SUSAN MAE POLK, (Contra Costa County
Super. Ct. No. 031668-7)
Defendant and Appellant.
Defendant Susan Mae Polk appeals from a postjudgment order denying
her petition for resentencing under Penal Code1 section 1170.95. The trial
court found defendant ineligible for relief as a matter of law because she had
not been convicted under the felony-murder rule or the natural and probable
consequences doctrine. The court also concluded the jury’s finding that
defendant personally used a knife indicated that defendant was the actual
killer who acted with malice.
On appeal, defendant contends she is entitled to resentencing because
(1) the trial court improperly considered the record of conviction; (2) the trial
court employed an incorrect standard of review; and (3) the record does not
indicate defendant was the actual killer, had an intent to kill, or acted with
1 All statutory references are to the Penal Code.
implied malice. Defendant further contends the trial court erroneously
denied her motion to disqualify the trial court judge. We affirm the orders.
I. BACKGROUND
An indictment was filed charging defendant with murder of her
husband in violation of section 187. The indictment further alleged
defendant personally used a knife in the commission of the offense.
Following a jury trial, defendant was convicted of second degree murder and
sentenced to 16 years to life. This court affirmed the judgment in People v.
Polk (2010) 190 Cal.App.4th 1183.
Defendant subsequently filed a petition for resentencing pursuant to
section 1170.95. She alleged she was convicted of second degree murder
pursuant to the felony-murder rule or the natural and probable consequences
doctrine. She further asserted she could no longer be convicted of second
degree murder due to changes to section 188.2
The district attorney opposed defendant’s petition. In relevant part,
the district attorney argued defendant was ineligible for relief because she
acted with express or implied malice when she stabbed the victim. The
district attorney thus argued defendant could still be convicted of second
degree murder despite changes to sections 188 and 189.
The trial court summarily denied defendant’s petition. It concluded
defendant had not made a prima facie showing that she was entitled to relief
because she had not identified any material fact showing eligibility for
resentencing relief under section 1170.95. Specifically, the court noted
defendant was not convicted of felony murder or under the theory that the
2 The Legislature passed Senate Bill No. 1437 (2017–2018 Reg. Sess.)
(Senate Bill 1437), which enacted certain changes to sections 188 and 189.

..........

# [Prompt a]
Format the entries as a JSON list of strings, one string per line, with blank lines omitted. Begin at the line containing "author-handle[interactable]: @ndtv xyxy=(142,7,186,24)" and stop after the final line of the entries.

# [Records to process]
..........

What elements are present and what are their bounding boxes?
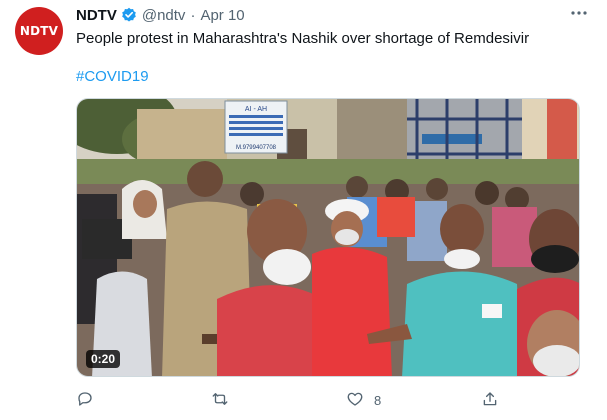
author-handle[interactable]: @ndtv xyxy=(142,7,186,24)
retweet-button[interactable] xyxy=(211,388,229,412)
video-player[interactable]: AI - AH M.9799407708 0:20 xyxy=(76,98,580,377)
like-button[interactable]: 8 xyxy=(346,388,381,412)
more-options-icon[interactable] xyxy=(569,6,589,20)
tweet-actions: 8 xyxy=(76,388,516,412)
shop-sign-text: AI - AH xyxy=(245,106,267,113)
tweet-card[interactable]: NDTV NDTV @ndtv · Apr 10 People protest … xyxy=(0,0,607,420)
video-duration-badge: 0:20 xyxy=(86,350,121,368)
retweet-icon xyxy=(211,390,229,411)
tweet-date[interactable]: Apr 10 xyxy=(200,7,244,24)
reply-button[interactable] xyxy=(76,388,94,412)
tweet-text: People protest in Maharashtra's Nashik o… xyxy=(76,30,530,47)
avatar[interactable]: NDTV xyxy=(15,7,63,55)
tweet-header: NDTV @ndtv · Apr 10 xyxy=(76,5,245,25)
like-icon xyxy=(346,390,364,411)
share-icon xyxy=(481,390,499,411)
header-separator: · xyxy=(190,6,196,24)
author-name[interactable]: NDTV xyxy=(76,7,117,24)
reply-icon xyxy=(76,390,94,411)
hashtag-link[interactable]: #COVID19 xyxy=(76,68,149,85)
like-count: 8 xyxy=(374,392,382,408)
share-button[interactable] xyxy=(481,388,499,412)
shop-sign-phone: M.9799407708 xyxy=(236,145,277,151)
verified-badge-icon xyxy=(121,7,137,23)
avatar-logo-text: NDTV xyxy=(19,24,59,38)
video-thumbnail: AI - AH M.9799407708 xyxy=(77,99,579,376)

..........

# [Prompt b]
Resume the appellate opinion on Susan Mae Polk's resentencing petition from the point where it stops.

# [Task response a]
[
  "author-handle[interactable]: @ndtv xyxy=(142,7,186,24)",
  "retweet-button[interactable] xyxy=(211,388,229,412)",
  "video-player[interactable]: AI - AH M.9799407708 0:20 xyxy=(76,98,580,377)",
  "like-button[interactable]: 8 xyxy=(346,388,381,412)",
  "more-options-icon[interactable] xyxy=(569,6,589,20)",
  "tweet-actions: 8 xyxy=(76,388,516,412)",
  "shop-sign-text: AI - AH xyxy=(245,106,267,113)",
  "tweet-card[interactable]: NDTV NDTV @ndtv · Apr 10 People protest … xyxy=(0,0,607,420)",
  "video-duration-badge: 0:20 xyxy=(86,350,121,368)",
  "retweet-icon xyxy=(211,390,229,411)",
  "tweet-date[interactable]: Apr 10 xyxy=(200,7,244,24)",
  "reply-button[interactable] xyxy=(76,388,94,412)",
  "tweet-text: People protest in Maharashtra's Nashik o… xyxy=(76,30,530,47)",
  "avatar[interactable]: NDTV xyxy=(15,7,63,55)",
  "tweet-header: NDTV @ndtv · Apr 10 xyxy=(76,5,245,25)",
  "like-icon xyxy=(346,390,364,411)",
  "share-icon xyxy=(481,390,499,411)",
  "header-separator: · xyxy=(190,6,196,24)",
  "author-name[interactable]: NDTV xyxy=(76,7,117,24)",
  "reply-icon xyxy=(76,390,94,411)",
  "hashtag-link[interactable]: #COVID19 xyxy=(76,68,149,85)",
  "like-count: 8 xyxy=(374,392,382,408)",
  "share-button[interactable] xyxy=(481,388,499,412)",
  "shop-sign-phone: M.9799407708 xyxy=(236,145,277,151)",
  "verified-badge-icon xyxy=(121,7,137,23)",
  "avatar-logo-text: NDTV xyxy=(19,24,59,38)",
  "video-thumbnail: AI - AH M.9799407708 xyxy=(77,99,579,376)"
]

# [Task response b]
Senate Bill 1437, and the related statutory revisions, are discussed in detail
in part II.A.1., post.
2
murder was a natural and probable consequence of aiding and abetting in a
felony. The court likewise noted that the record does not “support the
conclusion that [defendant] could not be convicted of second degree murder”
under the changes enacted by Senate Bill 1437. The court noted the record
indicates “a reasonable juror could find that [defendant] acted with implied
malice when she stabbed the victim to death. . . . The jury rejected her claim
of self-defense. . . . The jury also found true that she personally used a deadly
weapon. [Citation.] Therefore, it implicitly found [defendant] was the actual
killer who acted with malice and changes to sections 188 and 189 are
inapplicable.” Defendant timely appealed.
II. DISCUSSION
A. Denial of Petition for Resentencing
1. Statutory Background
Effective January 1, 2019, Senate Bill 1437 amended “the felony
murder rule and the natural and probable consequences doctrine, as it
relates to murder, to ensure that murder liability is not imposed on a person
who is not the actual killer, did not act with the intent to kill, or was not a
major participant in the underlying felony who acted with reckless
indifference to human life.” (Stats. 2018, ch. 1015, § 1, subd. (f); see People v.
Gentile (2020) 10 Cal.5th 830, 842.)
Senate Bill 1437 “redefined ‘malice’ in section 188. Now, to be
convicted of murder, a principal must act with malice aforethought; malice
can no longer ‘be imputed to a person based solely on his or her participation
in a crime.’ (§ 188, subd. (a)(3).)” (In re R.G. (2019) 35 Cal.App.5th 141, 144.)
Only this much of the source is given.